Copy out, from the entries below, each line holding the string "ouvriers".

** start Extracted information **

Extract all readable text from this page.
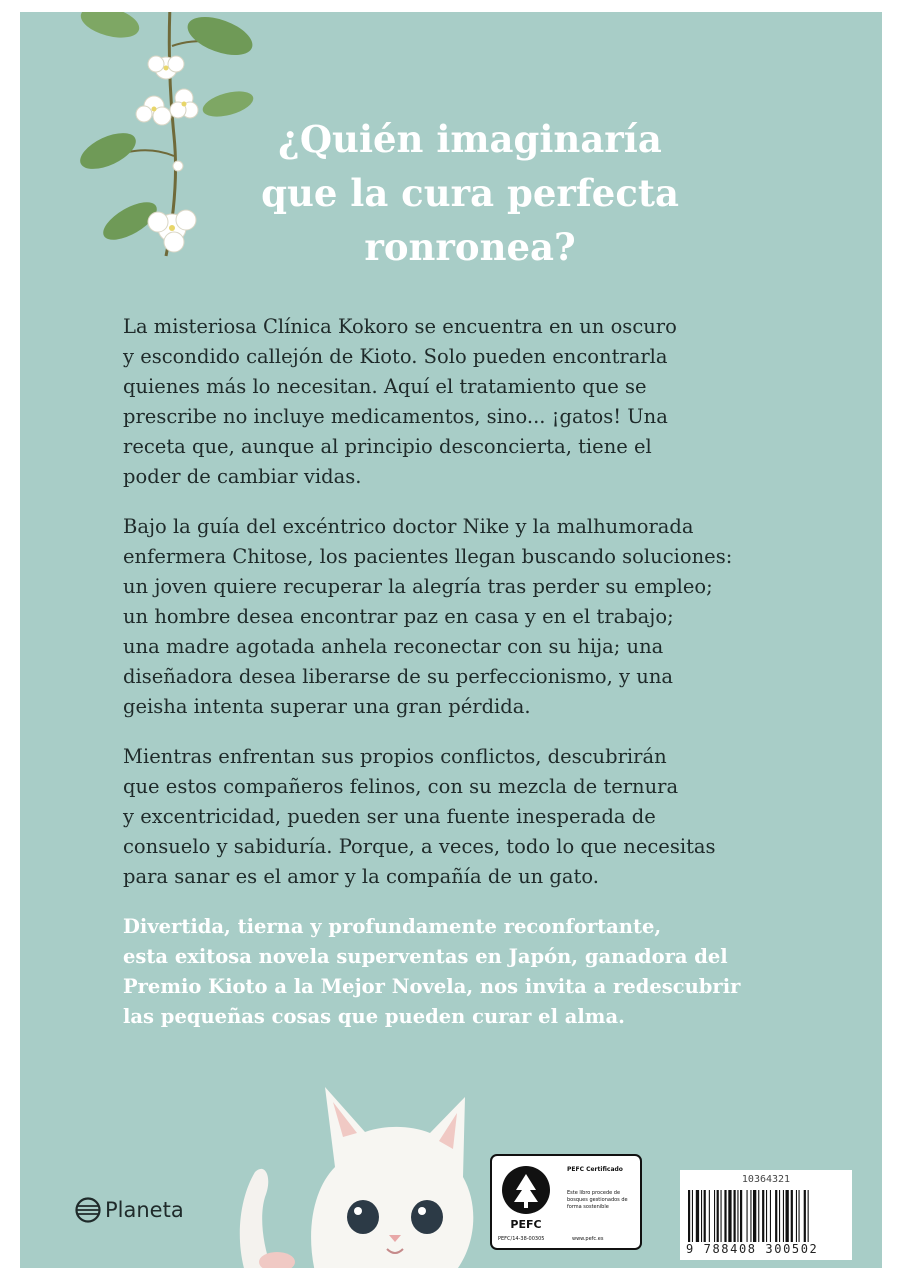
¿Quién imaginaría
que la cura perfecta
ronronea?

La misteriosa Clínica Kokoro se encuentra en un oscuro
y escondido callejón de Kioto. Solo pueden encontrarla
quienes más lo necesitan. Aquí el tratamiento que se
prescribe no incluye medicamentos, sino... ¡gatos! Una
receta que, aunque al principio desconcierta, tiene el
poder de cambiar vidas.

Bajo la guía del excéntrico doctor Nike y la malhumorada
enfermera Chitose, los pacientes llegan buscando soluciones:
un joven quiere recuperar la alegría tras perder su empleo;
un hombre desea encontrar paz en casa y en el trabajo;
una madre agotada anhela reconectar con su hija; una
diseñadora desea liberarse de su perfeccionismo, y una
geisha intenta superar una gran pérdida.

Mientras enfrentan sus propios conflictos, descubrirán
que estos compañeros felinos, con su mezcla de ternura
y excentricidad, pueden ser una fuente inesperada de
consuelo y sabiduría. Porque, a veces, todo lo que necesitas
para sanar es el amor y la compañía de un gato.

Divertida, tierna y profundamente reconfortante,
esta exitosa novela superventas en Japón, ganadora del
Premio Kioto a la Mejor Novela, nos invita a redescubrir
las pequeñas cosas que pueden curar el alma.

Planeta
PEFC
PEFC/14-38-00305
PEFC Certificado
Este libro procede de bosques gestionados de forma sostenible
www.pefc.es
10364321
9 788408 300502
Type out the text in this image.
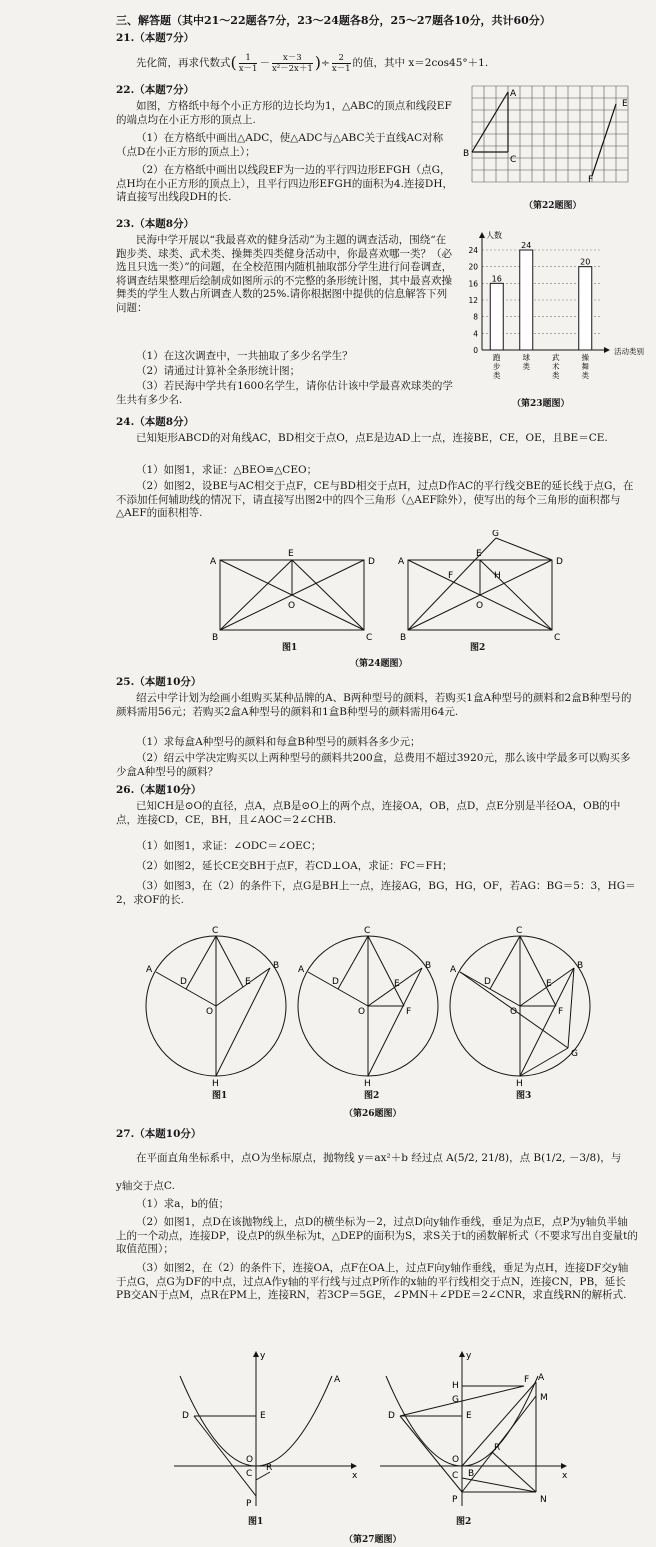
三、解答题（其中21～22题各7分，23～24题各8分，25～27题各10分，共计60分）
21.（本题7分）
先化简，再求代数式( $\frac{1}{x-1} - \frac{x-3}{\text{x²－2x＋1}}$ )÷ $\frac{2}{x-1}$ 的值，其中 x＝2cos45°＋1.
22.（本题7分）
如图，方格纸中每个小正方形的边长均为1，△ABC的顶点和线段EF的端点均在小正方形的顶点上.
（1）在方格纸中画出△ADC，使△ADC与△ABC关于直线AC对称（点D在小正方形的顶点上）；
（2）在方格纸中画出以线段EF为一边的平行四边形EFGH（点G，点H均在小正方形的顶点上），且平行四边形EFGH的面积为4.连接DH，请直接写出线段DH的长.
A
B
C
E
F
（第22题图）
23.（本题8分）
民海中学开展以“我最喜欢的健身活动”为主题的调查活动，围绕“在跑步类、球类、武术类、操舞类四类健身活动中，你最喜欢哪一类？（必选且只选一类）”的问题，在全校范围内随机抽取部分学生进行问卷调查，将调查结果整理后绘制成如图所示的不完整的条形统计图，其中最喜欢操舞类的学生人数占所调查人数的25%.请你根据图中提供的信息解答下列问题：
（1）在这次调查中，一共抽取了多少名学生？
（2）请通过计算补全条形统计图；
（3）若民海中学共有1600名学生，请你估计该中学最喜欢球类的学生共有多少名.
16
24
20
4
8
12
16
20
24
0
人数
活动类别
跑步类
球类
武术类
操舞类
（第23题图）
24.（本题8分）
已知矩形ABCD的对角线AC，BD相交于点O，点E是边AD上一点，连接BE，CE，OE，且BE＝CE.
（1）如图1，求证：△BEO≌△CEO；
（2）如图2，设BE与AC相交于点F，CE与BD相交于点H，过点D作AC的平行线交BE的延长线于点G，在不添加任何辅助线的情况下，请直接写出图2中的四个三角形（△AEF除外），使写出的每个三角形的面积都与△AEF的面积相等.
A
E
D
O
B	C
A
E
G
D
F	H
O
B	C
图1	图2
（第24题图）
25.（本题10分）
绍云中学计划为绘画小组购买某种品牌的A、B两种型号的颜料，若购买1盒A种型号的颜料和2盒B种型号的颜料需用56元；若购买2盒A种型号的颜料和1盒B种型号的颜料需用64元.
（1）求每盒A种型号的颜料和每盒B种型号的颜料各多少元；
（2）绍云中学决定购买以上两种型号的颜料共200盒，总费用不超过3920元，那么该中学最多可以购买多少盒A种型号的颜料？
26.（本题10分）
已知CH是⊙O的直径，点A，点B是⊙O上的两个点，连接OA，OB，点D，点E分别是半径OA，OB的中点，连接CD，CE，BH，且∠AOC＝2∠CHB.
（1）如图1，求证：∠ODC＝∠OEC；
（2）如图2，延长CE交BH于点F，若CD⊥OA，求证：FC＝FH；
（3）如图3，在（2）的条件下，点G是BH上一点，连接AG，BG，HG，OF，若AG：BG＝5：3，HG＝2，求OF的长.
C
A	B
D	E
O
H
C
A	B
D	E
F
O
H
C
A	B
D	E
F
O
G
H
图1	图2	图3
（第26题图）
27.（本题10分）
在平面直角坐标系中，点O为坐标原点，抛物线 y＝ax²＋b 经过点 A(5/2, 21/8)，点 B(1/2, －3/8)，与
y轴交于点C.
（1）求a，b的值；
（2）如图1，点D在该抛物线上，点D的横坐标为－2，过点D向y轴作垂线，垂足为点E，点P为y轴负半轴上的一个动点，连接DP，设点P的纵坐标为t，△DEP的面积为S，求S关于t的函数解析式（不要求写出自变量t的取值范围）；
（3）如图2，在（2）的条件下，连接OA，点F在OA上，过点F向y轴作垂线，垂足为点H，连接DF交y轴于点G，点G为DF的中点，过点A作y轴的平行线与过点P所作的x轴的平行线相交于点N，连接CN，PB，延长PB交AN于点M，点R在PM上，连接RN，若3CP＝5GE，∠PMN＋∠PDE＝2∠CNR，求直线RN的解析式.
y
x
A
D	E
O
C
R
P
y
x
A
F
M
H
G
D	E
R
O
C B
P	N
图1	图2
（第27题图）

** end Extracted information **
** start Extracted information **

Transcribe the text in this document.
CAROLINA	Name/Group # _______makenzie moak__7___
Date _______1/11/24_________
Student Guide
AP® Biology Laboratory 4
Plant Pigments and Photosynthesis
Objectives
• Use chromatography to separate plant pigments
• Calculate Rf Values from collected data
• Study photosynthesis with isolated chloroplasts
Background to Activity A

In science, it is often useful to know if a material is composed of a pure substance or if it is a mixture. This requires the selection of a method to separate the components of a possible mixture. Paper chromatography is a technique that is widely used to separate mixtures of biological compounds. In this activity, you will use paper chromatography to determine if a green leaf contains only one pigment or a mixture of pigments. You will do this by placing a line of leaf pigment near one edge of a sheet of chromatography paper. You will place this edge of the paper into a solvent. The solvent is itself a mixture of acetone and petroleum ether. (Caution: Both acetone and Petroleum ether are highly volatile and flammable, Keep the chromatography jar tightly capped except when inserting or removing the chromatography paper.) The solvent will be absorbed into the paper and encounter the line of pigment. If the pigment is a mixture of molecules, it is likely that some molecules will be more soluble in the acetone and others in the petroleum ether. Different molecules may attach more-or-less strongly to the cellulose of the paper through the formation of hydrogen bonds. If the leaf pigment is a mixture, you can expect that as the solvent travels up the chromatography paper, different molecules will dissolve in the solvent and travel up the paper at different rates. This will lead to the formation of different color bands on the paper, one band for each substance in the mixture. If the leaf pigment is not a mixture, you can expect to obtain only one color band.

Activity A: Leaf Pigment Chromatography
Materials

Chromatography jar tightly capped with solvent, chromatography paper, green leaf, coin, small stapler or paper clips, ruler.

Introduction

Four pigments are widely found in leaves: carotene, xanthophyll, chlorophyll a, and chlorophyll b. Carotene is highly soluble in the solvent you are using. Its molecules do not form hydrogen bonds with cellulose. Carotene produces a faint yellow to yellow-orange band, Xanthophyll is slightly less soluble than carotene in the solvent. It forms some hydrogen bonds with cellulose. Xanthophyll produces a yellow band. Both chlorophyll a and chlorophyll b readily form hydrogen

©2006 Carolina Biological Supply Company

** end Extracted information **
** start Extracted information **

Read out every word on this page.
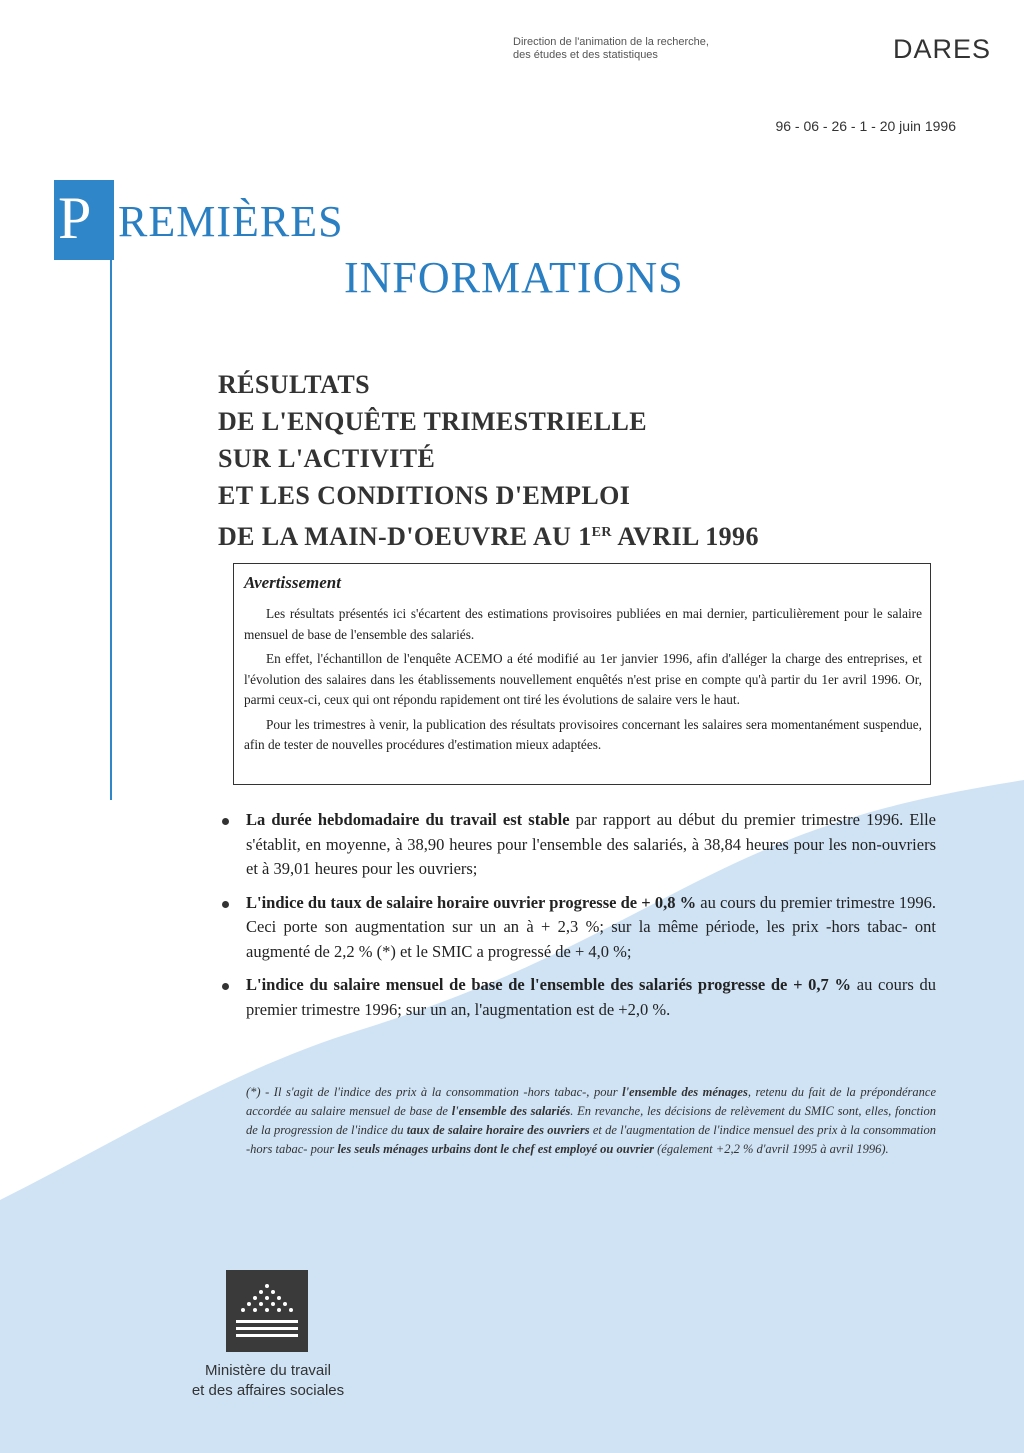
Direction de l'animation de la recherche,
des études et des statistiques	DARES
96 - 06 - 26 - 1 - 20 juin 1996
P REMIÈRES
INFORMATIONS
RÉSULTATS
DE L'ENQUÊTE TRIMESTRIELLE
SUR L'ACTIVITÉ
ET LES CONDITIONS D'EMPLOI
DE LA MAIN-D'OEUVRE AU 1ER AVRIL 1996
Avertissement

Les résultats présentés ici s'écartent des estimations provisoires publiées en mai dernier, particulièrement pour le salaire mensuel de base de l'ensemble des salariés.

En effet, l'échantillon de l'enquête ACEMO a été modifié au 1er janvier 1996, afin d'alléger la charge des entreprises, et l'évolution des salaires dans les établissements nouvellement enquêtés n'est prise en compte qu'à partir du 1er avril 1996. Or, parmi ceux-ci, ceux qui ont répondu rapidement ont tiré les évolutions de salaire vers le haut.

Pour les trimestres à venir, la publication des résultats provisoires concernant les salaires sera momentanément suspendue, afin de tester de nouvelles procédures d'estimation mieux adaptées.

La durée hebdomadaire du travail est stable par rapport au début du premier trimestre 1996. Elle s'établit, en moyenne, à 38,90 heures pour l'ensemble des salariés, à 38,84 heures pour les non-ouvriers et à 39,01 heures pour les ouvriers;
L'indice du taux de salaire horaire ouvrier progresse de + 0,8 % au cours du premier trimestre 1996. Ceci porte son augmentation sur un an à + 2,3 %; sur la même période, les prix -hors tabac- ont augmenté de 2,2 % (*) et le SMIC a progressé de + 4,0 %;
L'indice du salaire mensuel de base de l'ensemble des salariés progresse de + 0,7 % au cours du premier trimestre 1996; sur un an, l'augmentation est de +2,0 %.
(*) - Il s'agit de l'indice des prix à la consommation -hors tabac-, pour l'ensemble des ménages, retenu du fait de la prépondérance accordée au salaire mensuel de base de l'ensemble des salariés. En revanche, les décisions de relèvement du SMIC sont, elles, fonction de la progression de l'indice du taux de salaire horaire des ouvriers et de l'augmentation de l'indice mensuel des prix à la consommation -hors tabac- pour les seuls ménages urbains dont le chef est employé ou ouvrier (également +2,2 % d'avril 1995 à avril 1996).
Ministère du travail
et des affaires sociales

** end Extracted information **

_Exercise result_
La durée hebdomadaire du travail est stable par rapport au début du premier trimestre 1996. Elle s'établit, en moyenne, à 38,90 heures pour l'ensemble des salariés, à 38,84 heures pour les non-ouvriers et à 39,01 heures pour les ouvriers;
(*) - Il s'agit de l'indice des prix à la consommation -hors tabac-, pour l'ensemble des ménages, retenu du fait de la prépondérance accordée au salaire mensuel de base de l'ensemble des salariés. En revanche, les décisions de relèvement du SMIC sont, elles, fonction de la progression de l'indice du taux de salaire horaire des ouvriers et de l'augmentation de l'indice mensuel des prix à la consommation -hors tabac- pour les seuls ménages urbains dont le chef est employé ou ouvrier (également +2,2 % d'avril 1995 à avril 1996).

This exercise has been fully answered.